WHAT TO DO:
Repeat the data below exactly, dropping any pictures it holds.

------------------------------------------------------------------------

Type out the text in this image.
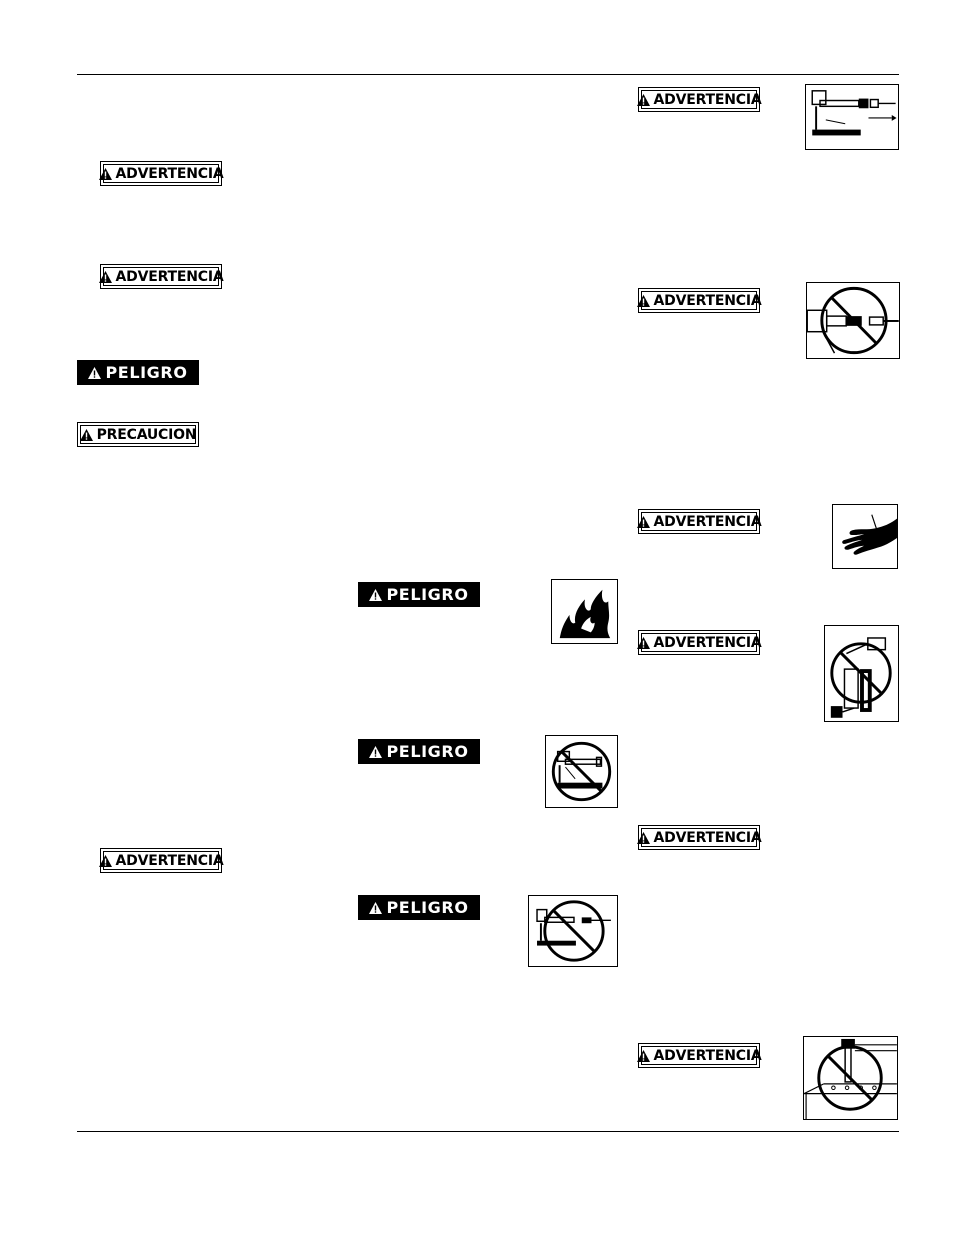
ADVERTENCIA
ADVERTENCIA
PELIGRO
PRECAUCION
ADVERTENCIA
PELIGRO
PELIGRO
PELIGRO
ADVERTENCIA
ADVERTENCIA
ADVERTENCIA
ADVERTENCIA
ADVERTENCIA
ADVERTENCIA
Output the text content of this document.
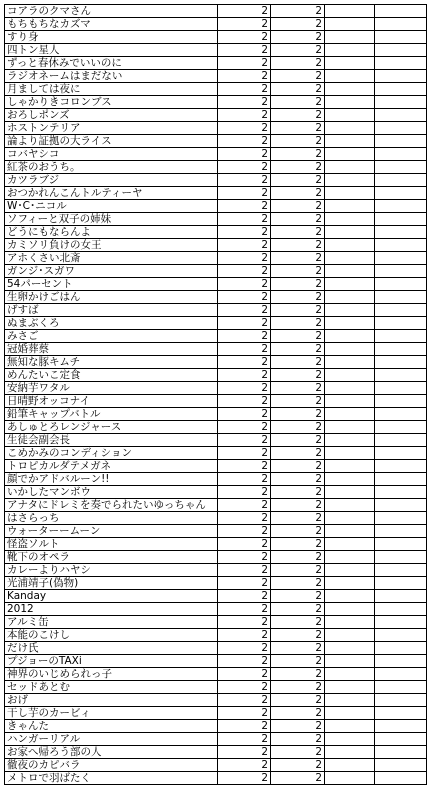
コアラのクマさん	2	2		
もちもちなカズマ	2	2		
すり身	2	2		
四トン星人	2	2		
ずっと春休みでいいのに	2	2		
ラジオネームはまだない	2	2		
月ましては夜に	2	2		
しゃかりきコロンブス	2	2		
おろしポンズ	2	2		
ホストンテリア	2	2		
論より証拠の大ライス	2	2		
コバヤシコ	2	2		
紅茶のおうち。	2	2		
カツラブジ	2	2		
おつかれんこんトルティーヤ	2	2		
W･C･ニコル	2	2		
ソフィーと双子の姉妹	2	2		
どうにもならんよ	2	2		
カミソリ負けの女王	2	2		
アホくさい北斎	2	2		
ガンジ･スガワ	2	2		
54パーセント	2	2		
生卵かけごはん	2	2		
げすば	2	2		
ぬまぶくろ	2	2		
みさご	2	2		
冠婚葬蔡	2	2		
無知な豚キムチ	2	2		
めんたいこ定食	2	2		
安納芋ワタル	2	2		
日晴野オッコナイ	2	2		
鉛筆キャップバトル	2	2		
あしゅとろレンジャース	2	2		
生徒会副会長	2	2		
こめかみのコンディション	2	2		
トロピカルダテメガネ	2	2		
顔でかアドバルーン!!	2	2		
いかしたマンボウ	2	2		
アナタにドレミを奏でられたいゆっちゃん	2	2		
はさらっち	2	2		
ウォーターームーン	2	2		
怪盗ソルト	2	2		
靴下のオペラ	2	2		
カレーよりハヤシ	2	2		
光浦靖子(偽物)	2	2		
Kanday	2	2		
2012	2	2		
アルミ缶	2	2		
本能のこけし	2	2		
だけ氏	2	2		
プジョーのTAXi	2	2		
神界のいじめられっ子	2	2		
セッドあとむ	2	2		
おげ	2	2		
干し芋のカービィ	2	2		
きゃんた	2	2		
ハンガーリアル	2	2		
お家へ帰ろう部の人	2	2		
徹夜のカピバラ	2	2		
メトロで羽ばたく	2	2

------------------------------------------------------------------------

OUTPUT OF THE TASK:
Type out the text in this image.
ADVERTENCIA
ADVERTENCIA
PELIGRO
PRECAUCION
ADVERTENCIA
PELIGRO
PELIGRO
PELIGRO
ADVERTENCIA
ADVERTENCIA
ADVERTENCIA
ADVERTENCIA
ADVERTENCIA
ADVERTENCIA
Output the text content of this document.
コアラのクマさん	2	2		
もちもちなカズマ	2	2		
すり身	2	2		
四トン星人	2	2		
ずっと春休みでいいのに	2	2		
ラジオネームはまだない	2	2		
月ましては夜に	2	2		
しゃかりきコロンブス	2	2		
おろしポンズ	2	2		
ホストンテリア	2	2		
論より証拠の大ライス	2	2		
コバヤシコ	2	2		
紅茶のおうち。	2	2		
カツラブジ	2	2		
おつかれんこんトルティーヤ	2	2		
W･C･ニコル	2	2		
ソフィーと双子の姉妹	2	2		
どうにもならんよ	2	2		
カミソリ負けの女王	2	2		
アホくさい北斎	2	2		
ガンジ･スガワ	2	2		
54パーセント	2	2		
生卵かけごはん	2	2		
げすば	2	2		
ぬまぶくろ	2	2		
みさご	2	2		
冠婚葬蔡	2	2		
無知な豚キムチ	2	2		
めんたいこ定食	2	2		
安納芋ワタル	2	2		
日晴野オッコナイ	2	2		
鉛筆キャップバトル	2	2		
あしゅとろレンジャース	2	2		
生徒会副会長	2	2		
こめかみのコンディション	2	2		
トロピカルダテメガネ	2	2		
顔でかアドバルーン!!	2	2		
いかしたマンボウ	2	2		
アナタにドレミを奏でられたいゆっちゃん	2	2		
はさらっち	2	2		
ウォーターームーン	2	2		
怪盗ソルト	2	2		
靴下のオペラ	2	2		
カレーよりハヤシ	2	2		
光浦靖子(偽物)	2	2		
Kanday	2	2		
2012	2	2		
アルミ缶	2	2		
本能のこけし	2	2		
だけ氏	2	2		
プジョーのTAXi	2	2		
神界のいじめられっ子	2	2		
セッドあとむ	2	2		
おげ	2	2		
干し芋のカービィ	2	2		
きゃんた	2	2		
ハンガーリアル	2	2		
お家へ帰ろう部の人	2	2		
徹夜のカピバラ	2	2		
メトロで羽ばたく	2	2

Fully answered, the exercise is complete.